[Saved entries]
BEGIN
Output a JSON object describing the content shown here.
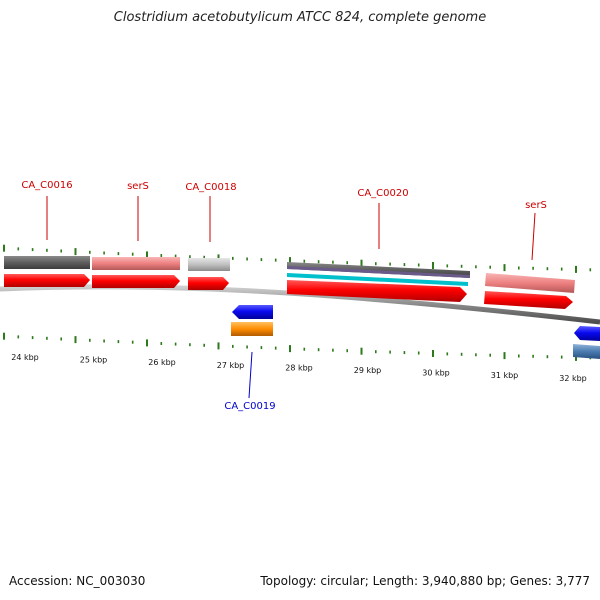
{
  "title": "Clostridium acetobutylicum ATCC 824, complete genome",
  "footer": {
    "accession": "Accession: NC_003030",
    "summary": "Topology: circular; Length: 3,940,880 bp; Genes: 3,777"
  },
  "colors": {
    "forward_label": "#cc0000",
    "reverse_label": "#0000cc",
    "tick": "#2d7a1d",
    "backbone": "#8a8a8a",
    "cds": "#ff0000",
    "reverse_cds": "#1010ee",
    "orange_feature": "#ff8c00",
    "rna_teal": "#00b8c8"
  },
  "scale_labels": [
    "24 kbp",
    "25 kbp",
    "26 kbp",
    "27 kbp",
    "28 kbp",
    "29 kbp",
    "30 kbp",
    "31 kbp",
    "32 kbp"
  ],
  "gene_labels": {
    "ca_c0016": "CA_C0016",
    "sers_1": "serS",
    "ca_c0018": "CA_C0018",
    "ca_c0020": "CA_C0020",
    "sers_2": "serS",
    "ca_c0019": "CA_C0019"
  }
}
END
▸ Task requirements
Repeat each record verbatim, pictures excluded.

▸ Task result
Output a JSON object describing the content shown here.
{
  "title": "Clostridium acetobutylicum ATCC 824, complete genome",
  "footer": {
    "accession": "Accession: NC_003030",
    "summary": "Topology: circular; Length: 3,940,880 bp; Genes: 3,777"
  },
  "colors": {
    "forward_label": "#cc0000",
    "reverse_label": "#0000cc",
    "tick": "#2d7a1d",
    "backbone": "#8a8a8a",
    "cds": "#ff0000",
    "reverse_cds": "#1010ee",
    "orange_feature": "#ff8c00",
    "rna_teal": "#00b8c8"
  },
  "scale_labels": [
    "24 kbp",
    "25 kbp",
    "26 kbp",
    "27 kbp",
    "28 kbp",
    "29 kbp",
    "30 kbp",
    "31 kbp",
    "32 kbp"
  ],
  "gene_labels": {
    "ca_c0016": "CA_C0016",
    "sers_1": "serS",
    "ca_c0018": "CA_C0018",
    "ca_c0020": "CA_C0020",
    "sers_2": "serS",
    "ca_c0019": "CA_C0019"
  }
}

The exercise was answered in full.